- **EXERCISE DIRECTIONS**
Output the lines between the one containing "nav-icon xyxy=(333,64,340,71)" and the one containing "bar-上月 xyxy=(578,290,583,310)", inclusive, reproducing each line exactly.

---------- EXERCISE MATERIALS ----------

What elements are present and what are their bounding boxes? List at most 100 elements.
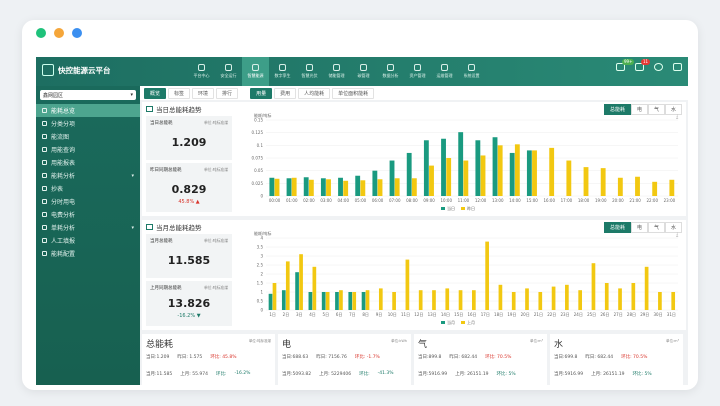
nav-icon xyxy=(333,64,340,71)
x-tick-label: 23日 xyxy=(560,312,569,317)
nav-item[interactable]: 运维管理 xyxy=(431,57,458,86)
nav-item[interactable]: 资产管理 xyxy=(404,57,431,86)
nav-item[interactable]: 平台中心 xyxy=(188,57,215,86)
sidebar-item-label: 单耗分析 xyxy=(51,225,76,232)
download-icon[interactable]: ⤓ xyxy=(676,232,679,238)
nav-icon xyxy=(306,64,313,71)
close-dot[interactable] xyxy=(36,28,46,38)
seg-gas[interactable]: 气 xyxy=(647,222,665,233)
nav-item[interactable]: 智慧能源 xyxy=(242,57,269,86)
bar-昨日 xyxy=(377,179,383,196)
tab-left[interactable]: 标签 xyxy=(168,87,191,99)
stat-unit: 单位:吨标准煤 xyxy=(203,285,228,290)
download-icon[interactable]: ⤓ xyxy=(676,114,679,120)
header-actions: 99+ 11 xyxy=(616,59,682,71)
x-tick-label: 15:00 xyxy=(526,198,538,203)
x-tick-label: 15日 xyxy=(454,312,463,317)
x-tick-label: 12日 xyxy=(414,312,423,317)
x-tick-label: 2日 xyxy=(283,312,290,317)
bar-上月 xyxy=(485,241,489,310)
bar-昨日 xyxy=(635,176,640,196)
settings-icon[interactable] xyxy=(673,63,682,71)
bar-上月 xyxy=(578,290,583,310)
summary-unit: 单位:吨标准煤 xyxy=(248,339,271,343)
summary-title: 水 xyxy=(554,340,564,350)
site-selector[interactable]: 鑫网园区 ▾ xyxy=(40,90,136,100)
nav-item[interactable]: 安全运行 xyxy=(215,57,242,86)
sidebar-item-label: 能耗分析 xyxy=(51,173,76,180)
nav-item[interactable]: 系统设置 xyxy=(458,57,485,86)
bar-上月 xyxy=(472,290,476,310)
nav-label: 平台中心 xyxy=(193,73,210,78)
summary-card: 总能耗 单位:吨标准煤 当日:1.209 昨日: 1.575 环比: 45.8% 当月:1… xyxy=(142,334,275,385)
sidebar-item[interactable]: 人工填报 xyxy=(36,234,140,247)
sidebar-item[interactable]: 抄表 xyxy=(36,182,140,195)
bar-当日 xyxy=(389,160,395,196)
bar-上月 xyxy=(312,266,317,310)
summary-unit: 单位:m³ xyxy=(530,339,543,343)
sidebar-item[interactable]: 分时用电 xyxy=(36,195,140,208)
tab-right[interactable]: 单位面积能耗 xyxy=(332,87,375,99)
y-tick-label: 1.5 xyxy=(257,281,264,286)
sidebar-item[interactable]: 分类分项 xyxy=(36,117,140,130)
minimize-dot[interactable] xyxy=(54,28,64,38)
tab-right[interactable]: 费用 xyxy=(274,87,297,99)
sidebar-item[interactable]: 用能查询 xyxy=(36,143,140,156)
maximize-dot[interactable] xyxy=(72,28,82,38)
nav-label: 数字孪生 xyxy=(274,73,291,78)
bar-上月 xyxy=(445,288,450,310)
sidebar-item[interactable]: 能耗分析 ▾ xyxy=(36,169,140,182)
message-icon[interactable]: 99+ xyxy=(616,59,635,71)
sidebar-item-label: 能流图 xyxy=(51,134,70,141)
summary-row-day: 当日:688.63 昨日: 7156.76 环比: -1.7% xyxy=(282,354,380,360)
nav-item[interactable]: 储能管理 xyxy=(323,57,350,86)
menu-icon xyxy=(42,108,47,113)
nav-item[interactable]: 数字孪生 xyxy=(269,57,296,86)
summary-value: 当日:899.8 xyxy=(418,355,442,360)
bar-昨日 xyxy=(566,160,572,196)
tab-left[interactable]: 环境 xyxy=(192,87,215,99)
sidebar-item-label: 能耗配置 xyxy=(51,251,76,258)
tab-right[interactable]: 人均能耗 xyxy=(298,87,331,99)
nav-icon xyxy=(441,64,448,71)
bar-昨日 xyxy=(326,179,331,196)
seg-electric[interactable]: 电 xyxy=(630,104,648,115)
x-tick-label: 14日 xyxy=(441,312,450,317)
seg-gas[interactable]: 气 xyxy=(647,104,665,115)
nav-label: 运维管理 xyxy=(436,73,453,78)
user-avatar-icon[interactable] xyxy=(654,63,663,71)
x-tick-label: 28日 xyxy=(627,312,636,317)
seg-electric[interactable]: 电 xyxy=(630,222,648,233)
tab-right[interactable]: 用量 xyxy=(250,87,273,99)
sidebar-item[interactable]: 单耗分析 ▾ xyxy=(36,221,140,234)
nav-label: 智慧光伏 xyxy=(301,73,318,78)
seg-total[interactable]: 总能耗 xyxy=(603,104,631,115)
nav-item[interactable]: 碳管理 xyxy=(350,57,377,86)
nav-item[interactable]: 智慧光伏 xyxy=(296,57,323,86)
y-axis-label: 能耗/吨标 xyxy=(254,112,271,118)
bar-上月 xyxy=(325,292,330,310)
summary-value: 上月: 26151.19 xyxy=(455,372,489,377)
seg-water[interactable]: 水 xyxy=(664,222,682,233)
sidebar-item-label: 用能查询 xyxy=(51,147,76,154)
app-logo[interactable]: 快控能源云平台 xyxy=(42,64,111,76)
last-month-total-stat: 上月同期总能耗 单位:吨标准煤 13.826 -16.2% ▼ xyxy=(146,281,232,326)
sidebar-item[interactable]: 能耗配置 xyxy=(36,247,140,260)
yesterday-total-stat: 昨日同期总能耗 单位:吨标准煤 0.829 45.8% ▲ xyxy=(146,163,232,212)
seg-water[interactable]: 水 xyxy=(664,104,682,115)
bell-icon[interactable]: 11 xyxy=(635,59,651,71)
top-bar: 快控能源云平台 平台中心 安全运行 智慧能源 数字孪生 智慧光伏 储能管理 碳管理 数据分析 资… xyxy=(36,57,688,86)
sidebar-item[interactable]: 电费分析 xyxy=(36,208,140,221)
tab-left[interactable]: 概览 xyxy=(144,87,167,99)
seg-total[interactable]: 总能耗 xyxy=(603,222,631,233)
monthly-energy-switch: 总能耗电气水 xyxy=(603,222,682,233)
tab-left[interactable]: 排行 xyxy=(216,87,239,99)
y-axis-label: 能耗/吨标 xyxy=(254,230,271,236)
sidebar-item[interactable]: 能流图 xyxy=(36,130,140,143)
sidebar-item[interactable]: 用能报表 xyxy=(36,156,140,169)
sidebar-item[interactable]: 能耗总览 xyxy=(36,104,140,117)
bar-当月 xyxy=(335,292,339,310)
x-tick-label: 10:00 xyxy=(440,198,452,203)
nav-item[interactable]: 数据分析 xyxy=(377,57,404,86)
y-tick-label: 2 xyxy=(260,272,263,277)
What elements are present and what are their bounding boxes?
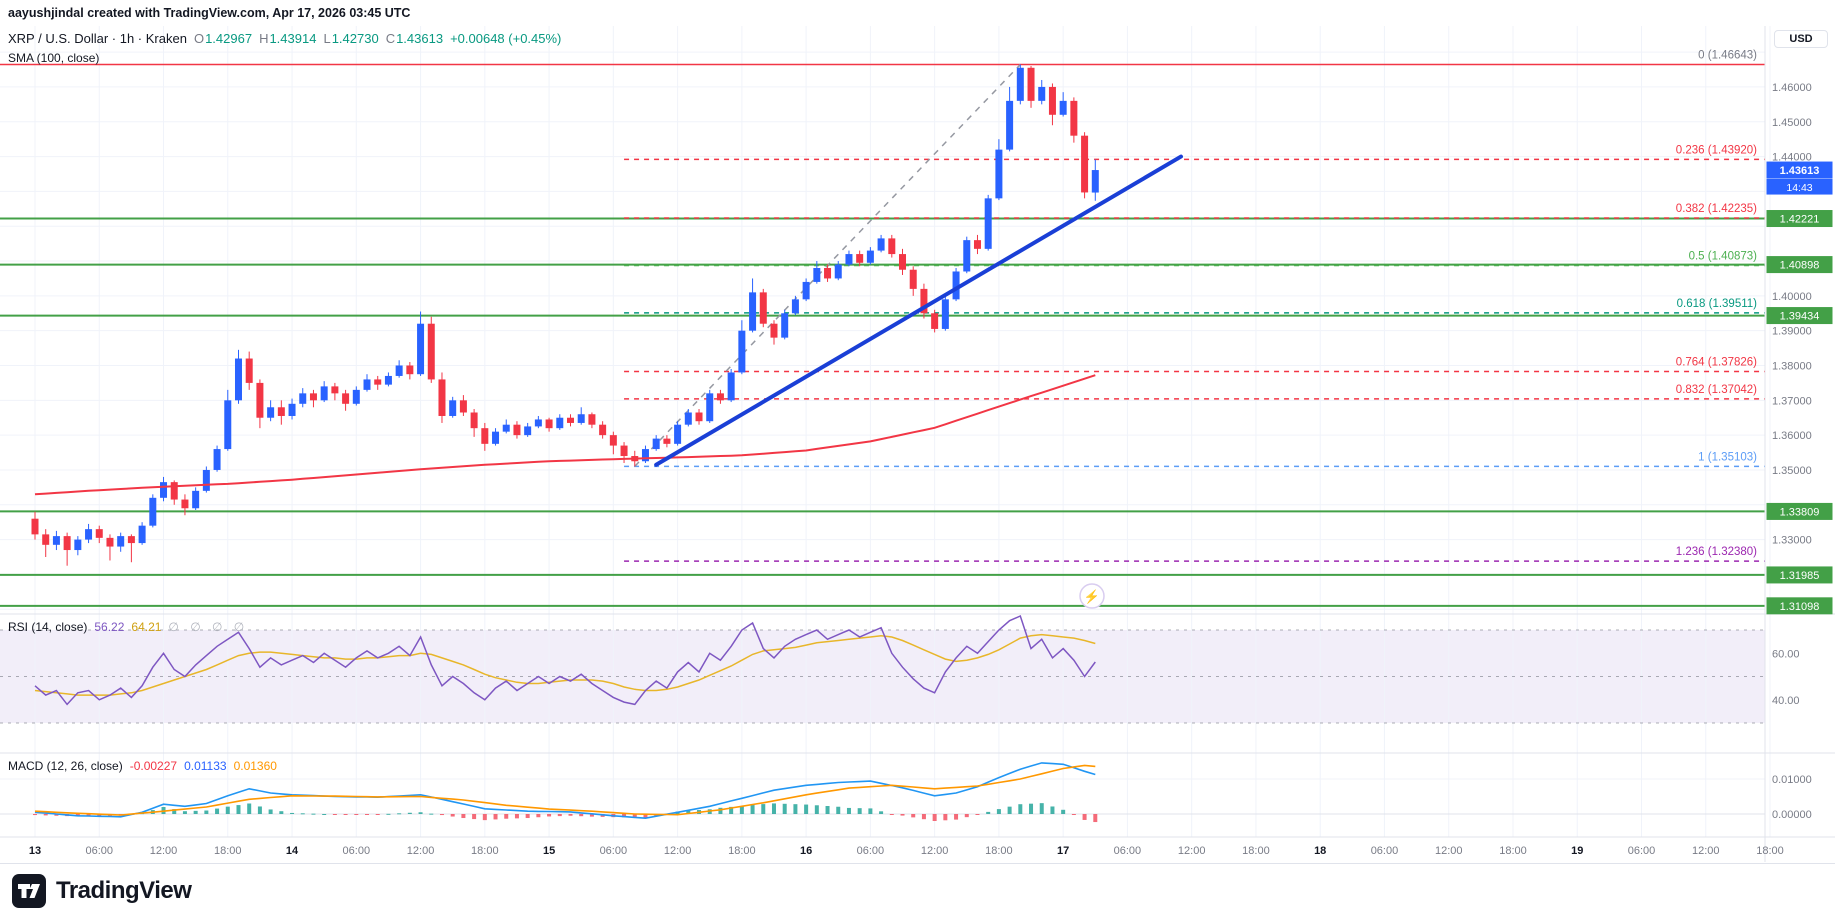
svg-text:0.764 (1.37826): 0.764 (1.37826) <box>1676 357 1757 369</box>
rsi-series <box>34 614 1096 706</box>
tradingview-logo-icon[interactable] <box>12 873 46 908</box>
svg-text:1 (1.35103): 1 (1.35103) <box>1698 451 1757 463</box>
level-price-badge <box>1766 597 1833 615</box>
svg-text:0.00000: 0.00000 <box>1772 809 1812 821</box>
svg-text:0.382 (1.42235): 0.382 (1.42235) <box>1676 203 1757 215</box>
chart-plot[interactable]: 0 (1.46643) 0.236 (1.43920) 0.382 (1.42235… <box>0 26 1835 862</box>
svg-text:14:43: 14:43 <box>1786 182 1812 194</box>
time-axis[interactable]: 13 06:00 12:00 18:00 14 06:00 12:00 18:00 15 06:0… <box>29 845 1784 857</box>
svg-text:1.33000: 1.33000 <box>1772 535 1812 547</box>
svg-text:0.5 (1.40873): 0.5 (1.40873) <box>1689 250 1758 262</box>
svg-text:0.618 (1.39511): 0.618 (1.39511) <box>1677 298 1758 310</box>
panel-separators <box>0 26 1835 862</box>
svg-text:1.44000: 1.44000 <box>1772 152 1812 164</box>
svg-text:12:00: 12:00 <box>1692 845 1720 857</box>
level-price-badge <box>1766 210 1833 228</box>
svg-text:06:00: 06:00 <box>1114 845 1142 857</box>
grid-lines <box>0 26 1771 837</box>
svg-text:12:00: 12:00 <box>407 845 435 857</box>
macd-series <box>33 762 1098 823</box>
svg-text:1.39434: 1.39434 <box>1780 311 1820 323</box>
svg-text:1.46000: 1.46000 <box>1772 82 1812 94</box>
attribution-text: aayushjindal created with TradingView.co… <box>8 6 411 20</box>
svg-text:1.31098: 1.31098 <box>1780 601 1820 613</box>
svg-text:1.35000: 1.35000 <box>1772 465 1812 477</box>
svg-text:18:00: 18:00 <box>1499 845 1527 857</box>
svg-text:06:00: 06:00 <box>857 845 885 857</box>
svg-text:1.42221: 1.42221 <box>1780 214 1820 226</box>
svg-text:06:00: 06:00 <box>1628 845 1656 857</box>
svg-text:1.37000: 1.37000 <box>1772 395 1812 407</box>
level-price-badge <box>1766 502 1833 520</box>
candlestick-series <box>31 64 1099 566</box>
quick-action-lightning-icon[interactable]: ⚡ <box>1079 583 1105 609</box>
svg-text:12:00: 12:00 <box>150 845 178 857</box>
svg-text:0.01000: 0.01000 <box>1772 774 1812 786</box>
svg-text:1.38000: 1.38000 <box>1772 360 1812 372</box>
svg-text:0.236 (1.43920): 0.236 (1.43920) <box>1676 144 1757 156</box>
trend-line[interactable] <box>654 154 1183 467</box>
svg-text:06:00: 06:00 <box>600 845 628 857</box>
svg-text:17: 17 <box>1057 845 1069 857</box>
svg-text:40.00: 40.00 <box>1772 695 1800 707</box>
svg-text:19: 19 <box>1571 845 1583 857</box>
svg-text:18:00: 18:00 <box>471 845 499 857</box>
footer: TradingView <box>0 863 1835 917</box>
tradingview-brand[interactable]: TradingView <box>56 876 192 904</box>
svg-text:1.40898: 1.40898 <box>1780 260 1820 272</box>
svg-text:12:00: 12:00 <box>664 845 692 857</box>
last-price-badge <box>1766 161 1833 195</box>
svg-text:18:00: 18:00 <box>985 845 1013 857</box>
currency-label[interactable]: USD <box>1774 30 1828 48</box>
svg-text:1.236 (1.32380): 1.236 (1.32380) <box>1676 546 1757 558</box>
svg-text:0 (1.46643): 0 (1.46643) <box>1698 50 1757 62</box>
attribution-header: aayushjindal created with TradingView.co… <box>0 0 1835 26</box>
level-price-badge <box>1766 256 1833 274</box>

----------

- **WRITTEN SOLUTION**
nav-icon xyxy=(333,64,340,71)
x-tick-label: 23日 xyxy=(560,312,569,317)
nav-item[interactable]: 运维管理 xyxy=(431,57,458,86)
nav-item[interactable]: 资产管理 xyxy=(404,57,431,86)
nav-item[interactable]: 平台中心 xyxy=(188,57,215,86)
sidebar-item-label: 单耗分析 xyxy=(51,225,76,232)
download-icon[interactable]: ⤓ xyxy=(676,232,679,238)
nav-icon xyxy=(306,64,313,71)
close-dot[interactable] xyxy=(36,28,46,38)
seg-gas[interactable]: 气 xyxy=(647,222,665,233)
nav-item[interactable]: 智慧能源 xyxy=(242,57,269,86)
bar-昨日 xyxy=(377,179,383,196)
tab-left[interactable]: 标签 xyxy=(168,87,191,99)
stat-unit: 单位:吨标准煤 xyxy=(203,285,228,290)
download-icon[interactable]: ⤓ xyxy=(676,114,679,120)
header-actions: 99+ 11 xyxy=(616,59,682,71)
x-tick-label: 15:00 xyxy=(526,198,538,203)
x-tick-label: 15日 xyxy=(454,312,463,317)
x-tick-label: 12日 xyxy=(414,312,423,317)
x-tick-label: 2日 xyxy=(283,312,290,317)
bar-上月 xyxy=(485,241,489,310)
bar-昨日 xyxy=(635,176,640,196)
settings-icon[interactable] xyxy=(673,63,682,71)
bar-上月 xyxy=(578,290,583,310)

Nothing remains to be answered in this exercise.